### TEXT SEGMENT
+---+

WASHINGTON -- The Department of Interior announced a new partnership on Tuesday with outdoor retailer The North Face to promote the work of citizen conservation corps across the country.
Through the partnership, North Face is providing $25,000 grants to four corps, which are part of the 21st Century Conservation Corps. The corps enlist high school and college students, as well as veterans and other older volunteers, in conservation projects in National Parks and other public lands, doing work like maintaining trails and removing invasive species.
One grant will go to Team Rubicon, which works with veterans, and the other three grants recognize individual corps members and will be used to support the work of each one's group: Jeremy Taitano of the Student Conservation Association, LaJuan Tucker of American YouthWorks, and Anthony Ciocco of the group Conservation Legacy. North Face is also launching an ad campaign that promotes the work of the corps.
The announcement is part of the Department of Interior's larger effort to attract private and corporate money to support getting more young people engaged in the outdoors and in conservation work.
For Interior Secretary Sally Jewell, the partnership is part of the broader effort she's championed to get more young people engaged in public lands. "We really have to work hard to make sure parks feel safe and are welcoming to all people," Jewell said in an interview with The Huffington Post last week.

+---+

Retype the part of the article on the Interior Department's partnership with The North Face from "The announcement is" to "in conservation work.", word for word.

+---+

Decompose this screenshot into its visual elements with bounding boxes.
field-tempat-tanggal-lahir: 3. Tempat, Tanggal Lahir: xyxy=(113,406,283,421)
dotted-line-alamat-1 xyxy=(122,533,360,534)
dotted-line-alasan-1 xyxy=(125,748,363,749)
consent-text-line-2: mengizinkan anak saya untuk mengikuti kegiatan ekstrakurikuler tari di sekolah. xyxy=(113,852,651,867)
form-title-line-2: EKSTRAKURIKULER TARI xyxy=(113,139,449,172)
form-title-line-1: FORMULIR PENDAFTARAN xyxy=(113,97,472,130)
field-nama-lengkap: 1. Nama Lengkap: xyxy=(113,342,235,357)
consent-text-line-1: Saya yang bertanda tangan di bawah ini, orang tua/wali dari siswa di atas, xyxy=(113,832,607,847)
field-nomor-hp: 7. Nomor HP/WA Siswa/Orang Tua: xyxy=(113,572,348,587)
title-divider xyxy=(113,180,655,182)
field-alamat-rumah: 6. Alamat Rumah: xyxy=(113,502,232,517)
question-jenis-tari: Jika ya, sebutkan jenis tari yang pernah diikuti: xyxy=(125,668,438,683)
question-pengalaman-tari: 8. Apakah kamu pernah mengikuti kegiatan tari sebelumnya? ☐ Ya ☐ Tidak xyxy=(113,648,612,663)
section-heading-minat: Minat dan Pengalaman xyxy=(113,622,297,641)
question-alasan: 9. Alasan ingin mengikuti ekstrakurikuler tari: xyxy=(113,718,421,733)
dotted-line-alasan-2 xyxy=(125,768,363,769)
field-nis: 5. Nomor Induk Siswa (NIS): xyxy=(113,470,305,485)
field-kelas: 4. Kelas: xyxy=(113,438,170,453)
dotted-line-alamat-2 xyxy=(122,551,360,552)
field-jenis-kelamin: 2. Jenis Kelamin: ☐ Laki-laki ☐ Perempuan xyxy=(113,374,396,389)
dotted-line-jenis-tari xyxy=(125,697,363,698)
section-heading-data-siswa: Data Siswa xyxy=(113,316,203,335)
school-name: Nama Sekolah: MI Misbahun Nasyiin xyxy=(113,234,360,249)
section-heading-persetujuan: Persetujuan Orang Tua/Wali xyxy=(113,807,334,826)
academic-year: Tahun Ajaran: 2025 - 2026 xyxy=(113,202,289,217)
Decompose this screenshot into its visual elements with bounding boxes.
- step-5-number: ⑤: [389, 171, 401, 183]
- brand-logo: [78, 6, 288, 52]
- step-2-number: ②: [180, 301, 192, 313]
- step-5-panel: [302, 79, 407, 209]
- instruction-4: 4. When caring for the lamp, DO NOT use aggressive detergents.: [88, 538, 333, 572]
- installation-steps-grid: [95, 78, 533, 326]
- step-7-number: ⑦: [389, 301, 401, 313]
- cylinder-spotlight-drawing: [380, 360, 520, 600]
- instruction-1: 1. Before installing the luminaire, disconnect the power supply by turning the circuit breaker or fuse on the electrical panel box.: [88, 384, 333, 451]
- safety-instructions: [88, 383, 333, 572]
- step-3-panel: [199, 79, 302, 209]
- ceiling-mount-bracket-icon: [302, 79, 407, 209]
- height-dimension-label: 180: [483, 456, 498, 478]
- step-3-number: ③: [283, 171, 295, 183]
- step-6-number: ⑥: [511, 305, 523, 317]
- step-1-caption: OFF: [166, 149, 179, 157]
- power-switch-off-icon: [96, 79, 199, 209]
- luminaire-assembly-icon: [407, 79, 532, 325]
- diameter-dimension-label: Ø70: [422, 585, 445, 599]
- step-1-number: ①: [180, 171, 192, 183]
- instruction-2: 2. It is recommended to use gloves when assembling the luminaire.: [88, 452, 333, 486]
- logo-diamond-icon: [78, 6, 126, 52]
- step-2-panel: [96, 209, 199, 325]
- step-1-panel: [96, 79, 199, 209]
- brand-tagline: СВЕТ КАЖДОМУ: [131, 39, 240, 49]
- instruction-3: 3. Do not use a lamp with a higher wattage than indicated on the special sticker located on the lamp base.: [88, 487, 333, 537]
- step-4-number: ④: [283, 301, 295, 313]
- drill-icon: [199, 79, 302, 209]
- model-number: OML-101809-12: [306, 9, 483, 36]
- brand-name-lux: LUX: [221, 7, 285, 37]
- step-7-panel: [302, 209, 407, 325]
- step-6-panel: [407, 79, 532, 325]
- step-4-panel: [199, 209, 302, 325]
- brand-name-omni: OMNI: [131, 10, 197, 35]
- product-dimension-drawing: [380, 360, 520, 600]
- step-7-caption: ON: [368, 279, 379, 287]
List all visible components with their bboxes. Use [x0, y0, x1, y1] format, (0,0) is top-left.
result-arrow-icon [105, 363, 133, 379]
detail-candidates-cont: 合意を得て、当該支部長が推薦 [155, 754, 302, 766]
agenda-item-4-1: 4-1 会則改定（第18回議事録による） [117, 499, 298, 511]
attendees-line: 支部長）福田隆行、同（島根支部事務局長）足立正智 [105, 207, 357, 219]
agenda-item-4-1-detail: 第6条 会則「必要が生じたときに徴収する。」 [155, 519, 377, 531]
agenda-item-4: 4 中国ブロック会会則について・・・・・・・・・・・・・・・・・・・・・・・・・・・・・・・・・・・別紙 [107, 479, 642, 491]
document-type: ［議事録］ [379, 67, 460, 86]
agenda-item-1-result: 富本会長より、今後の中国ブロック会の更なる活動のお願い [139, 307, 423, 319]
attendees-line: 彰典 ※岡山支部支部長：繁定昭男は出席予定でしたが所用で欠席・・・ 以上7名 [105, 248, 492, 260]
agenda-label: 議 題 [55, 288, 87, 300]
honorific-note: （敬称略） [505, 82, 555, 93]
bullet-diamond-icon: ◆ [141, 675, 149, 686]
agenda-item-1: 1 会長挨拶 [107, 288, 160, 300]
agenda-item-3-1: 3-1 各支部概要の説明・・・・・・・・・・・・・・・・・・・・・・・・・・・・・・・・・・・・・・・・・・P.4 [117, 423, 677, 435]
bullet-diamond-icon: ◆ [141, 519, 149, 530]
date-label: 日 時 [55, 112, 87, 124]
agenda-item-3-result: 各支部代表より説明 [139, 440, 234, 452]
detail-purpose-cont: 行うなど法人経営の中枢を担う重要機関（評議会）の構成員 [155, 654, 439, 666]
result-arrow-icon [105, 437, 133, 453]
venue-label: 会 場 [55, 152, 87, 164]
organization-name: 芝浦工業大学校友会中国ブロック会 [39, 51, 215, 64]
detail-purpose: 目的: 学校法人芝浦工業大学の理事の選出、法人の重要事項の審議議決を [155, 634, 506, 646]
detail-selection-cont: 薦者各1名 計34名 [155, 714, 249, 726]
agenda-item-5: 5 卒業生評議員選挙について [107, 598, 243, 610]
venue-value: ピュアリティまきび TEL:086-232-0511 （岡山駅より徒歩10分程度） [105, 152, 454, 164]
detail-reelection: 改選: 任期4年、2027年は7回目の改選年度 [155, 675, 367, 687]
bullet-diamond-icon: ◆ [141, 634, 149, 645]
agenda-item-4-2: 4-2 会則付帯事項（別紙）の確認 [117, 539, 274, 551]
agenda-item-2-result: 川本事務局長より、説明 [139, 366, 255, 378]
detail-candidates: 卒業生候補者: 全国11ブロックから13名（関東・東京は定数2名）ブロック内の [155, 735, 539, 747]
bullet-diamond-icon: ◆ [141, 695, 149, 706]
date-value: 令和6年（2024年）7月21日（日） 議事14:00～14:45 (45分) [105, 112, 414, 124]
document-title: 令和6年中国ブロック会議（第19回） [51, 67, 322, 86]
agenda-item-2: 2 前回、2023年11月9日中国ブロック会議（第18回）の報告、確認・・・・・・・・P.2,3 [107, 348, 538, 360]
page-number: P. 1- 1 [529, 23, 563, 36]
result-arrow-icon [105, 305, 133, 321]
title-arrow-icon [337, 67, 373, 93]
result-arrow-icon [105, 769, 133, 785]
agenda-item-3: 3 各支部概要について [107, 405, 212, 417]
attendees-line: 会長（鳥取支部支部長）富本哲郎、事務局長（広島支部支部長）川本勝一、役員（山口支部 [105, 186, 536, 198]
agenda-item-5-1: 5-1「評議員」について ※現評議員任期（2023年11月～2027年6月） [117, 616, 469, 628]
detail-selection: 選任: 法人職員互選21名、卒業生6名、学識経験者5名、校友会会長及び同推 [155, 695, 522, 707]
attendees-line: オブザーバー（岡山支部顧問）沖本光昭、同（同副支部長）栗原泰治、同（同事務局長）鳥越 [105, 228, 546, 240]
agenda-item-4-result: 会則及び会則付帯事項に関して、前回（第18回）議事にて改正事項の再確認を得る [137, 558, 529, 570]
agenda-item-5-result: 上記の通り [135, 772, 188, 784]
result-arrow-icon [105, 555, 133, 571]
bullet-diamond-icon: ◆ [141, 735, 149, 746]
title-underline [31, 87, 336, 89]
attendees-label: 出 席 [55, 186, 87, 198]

+---+

### RESULT OF THIS EXERCISE
The announcement is part of the Department of Interior's larger effort to attract private and corporate money to support getting more young people engaged in the outdoors and in conservation work.